▶ **SHORT EXERCISE A**
Count the lines of the records that contain the string "tile", and reply with the number alone.
.....
The Death of Communism

Berlin, November 1989

Four days after the surprise-party opening of East Germany’s borders people were still gathering at the Berlin Wall, smiling at each other, drinking champagne, and singing bits of old songs. There was no sign of the letdown with which every sublime experience is supposed to conclude. People kept coming back just to walk along the freshly useless ramparts. They came at all sorts of hours, at lunch, dawn, three in the morning. Every possible kind of person was on promenade in the narrow gutter beside the concrete eyesore: wide hausfraus, kids with lavender hair, New Age goofs, drunk war vets in wheelchairs, video-burdened tourists, Deadheads, extravagant gays, toughs become all well behaved, art students forgetting to look cool and bored, business tycoons gone loose and weepy, people so ordinary they defied description, and, of course, members of the East German proletariat staring in surprise—as they stared in surprise at everything—at this previously central fact of their existence.

Even West Berlin’s radicals joined the swarms. West Berlin had the most dogmatic agitators this side of Peru’s Shining Path, but that was before November 9. Near the restored Reichstag building I overheard a group of lefties amicably discussing nuclear strategy with a half dozen off-duty U.S. GIs.

“Ja, you see, tactical capability mit der cruise missiles after all vas not der Soviet primary concern …”

“Sure, man, but what about second-strike capability? Wow, if we hadn’t had that …”

All in the past tense. A British yob, who certainly should have been off throttling Belgians at a football match, came up to me apropos of nothing and said, “I fucking ‘ad to see this, right? I ‘itched ‘ere from London and got these chunks off the wall. You think I can’t pay for the fucking ferry ride back with these? Right!”
.....
▶ **SHORT EXERCISE B**
In the passage about the Berlin Wall, near which building did the narrator overhear a group of lefties discussing nuclear strategy with off-duty U.S. GIs?
.....
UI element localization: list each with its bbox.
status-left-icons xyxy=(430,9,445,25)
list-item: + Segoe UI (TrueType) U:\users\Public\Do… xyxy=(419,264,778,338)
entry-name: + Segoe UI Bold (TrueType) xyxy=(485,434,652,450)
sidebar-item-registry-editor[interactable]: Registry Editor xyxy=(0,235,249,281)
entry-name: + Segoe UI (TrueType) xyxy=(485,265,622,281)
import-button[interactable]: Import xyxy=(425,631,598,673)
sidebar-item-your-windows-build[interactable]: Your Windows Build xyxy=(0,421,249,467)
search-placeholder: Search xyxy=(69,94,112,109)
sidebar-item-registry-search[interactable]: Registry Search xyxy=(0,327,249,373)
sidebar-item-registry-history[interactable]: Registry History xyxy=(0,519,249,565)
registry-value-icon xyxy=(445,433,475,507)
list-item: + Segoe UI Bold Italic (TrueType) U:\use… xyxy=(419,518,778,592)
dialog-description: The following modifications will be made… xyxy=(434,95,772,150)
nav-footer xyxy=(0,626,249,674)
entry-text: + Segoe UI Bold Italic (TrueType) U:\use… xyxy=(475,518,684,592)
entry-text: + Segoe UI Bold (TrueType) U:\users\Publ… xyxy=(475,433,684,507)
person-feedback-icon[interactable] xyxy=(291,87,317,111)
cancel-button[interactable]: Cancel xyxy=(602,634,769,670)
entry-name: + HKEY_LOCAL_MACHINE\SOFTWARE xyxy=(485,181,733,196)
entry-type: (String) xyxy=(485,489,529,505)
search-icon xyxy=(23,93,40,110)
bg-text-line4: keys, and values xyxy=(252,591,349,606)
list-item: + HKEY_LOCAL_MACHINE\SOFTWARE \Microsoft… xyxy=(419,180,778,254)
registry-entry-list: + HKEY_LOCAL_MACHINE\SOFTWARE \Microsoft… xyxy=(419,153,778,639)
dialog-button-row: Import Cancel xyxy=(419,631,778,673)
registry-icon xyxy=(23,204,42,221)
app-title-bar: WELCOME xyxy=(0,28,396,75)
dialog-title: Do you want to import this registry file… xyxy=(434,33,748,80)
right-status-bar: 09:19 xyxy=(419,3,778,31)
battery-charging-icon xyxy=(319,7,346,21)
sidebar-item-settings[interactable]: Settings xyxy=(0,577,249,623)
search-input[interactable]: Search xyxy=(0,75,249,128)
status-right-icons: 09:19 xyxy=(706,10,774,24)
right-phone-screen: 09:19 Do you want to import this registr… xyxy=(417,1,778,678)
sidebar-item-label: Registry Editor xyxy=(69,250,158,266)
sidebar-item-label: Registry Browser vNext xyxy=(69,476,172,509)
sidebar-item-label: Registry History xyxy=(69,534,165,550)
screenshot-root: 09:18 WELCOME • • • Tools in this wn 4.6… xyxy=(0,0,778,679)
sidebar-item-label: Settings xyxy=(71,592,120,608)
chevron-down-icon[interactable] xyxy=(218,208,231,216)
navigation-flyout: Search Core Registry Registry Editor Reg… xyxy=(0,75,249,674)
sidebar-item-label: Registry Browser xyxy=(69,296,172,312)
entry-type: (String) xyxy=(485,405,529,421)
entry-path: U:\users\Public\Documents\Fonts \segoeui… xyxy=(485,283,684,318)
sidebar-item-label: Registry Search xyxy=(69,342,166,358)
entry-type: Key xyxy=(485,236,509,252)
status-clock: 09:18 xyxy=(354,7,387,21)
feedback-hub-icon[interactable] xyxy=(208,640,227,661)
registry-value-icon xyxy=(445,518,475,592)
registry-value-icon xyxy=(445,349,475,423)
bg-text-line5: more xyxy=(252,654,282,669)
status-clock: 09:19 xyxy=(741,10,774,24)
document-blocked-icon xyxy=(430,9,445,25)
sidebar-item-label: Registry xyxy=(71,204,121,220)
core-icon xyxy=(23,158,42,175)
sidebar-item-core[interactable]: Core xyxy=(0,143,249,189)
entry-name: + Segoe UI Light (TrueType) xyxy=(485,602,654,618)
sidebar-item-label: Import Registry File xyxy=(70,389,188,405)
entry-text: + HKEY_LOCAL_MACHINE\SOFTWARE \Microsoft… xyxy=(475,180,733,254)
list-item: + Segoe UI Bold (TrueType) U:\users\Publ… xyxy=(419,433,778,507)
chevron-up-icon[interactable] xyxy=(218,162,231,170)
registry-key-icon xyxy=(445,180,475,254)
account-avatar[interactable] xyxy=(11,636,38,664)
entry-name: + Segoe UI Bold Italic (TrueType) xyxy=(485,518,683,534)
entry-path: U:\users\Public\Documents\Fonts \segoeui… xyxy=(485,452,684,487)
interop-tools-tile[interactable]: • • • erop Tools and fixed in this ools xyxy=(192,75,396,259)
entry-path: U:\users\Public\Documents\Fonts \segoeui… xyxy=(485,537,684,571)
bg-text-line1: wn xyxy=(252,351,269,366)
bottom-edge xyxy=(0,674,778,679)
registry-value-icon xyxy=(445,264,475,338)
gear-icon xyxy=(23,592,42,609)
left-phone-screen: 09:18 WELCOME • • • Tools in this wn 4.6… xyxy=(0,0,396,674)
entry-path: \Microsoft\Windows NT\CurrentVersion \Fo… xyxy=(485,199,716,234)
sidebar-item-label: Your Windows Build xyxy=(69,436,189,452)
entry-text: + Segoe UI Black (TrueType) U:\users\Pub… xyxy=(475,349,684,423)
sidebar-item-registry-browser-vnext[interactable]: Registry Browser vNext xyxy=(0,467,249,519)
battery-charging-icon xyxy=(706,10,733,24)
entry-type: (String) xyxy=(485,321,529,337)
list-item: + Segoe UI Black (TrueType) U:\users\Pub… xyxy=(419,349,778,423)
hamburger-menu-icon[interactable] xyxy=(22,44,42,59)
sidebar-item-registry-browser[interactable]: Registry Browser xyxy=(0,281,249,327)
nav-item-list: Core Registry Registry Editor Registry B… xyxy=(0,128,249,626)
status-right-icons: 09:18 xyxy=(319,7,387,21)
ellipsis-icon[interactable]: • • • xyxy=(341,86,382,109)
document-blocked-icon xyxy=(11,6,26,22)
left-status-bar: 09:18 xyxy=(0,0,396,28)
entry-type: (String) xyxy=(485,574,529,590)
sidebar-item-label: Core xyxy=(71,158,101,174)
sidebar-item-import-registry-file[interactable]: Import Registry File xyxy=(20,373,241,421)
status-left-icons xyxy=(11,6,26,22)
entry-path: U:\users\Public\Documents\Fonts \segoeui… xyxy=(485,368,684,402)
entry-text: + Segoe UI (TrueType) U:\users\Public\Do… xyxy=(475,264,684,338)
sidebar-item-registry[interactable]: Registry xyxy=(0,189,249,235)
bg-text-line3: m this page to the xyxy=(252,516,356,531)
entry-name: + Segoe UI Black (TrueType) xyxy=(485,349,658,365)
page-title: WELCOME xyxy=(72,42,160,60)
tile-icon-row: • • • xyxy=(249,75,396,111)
.....
▶ **TASK SOLUTION A**
2

▶ **TASK SOLUTION B**
Near the restored Reichstag building.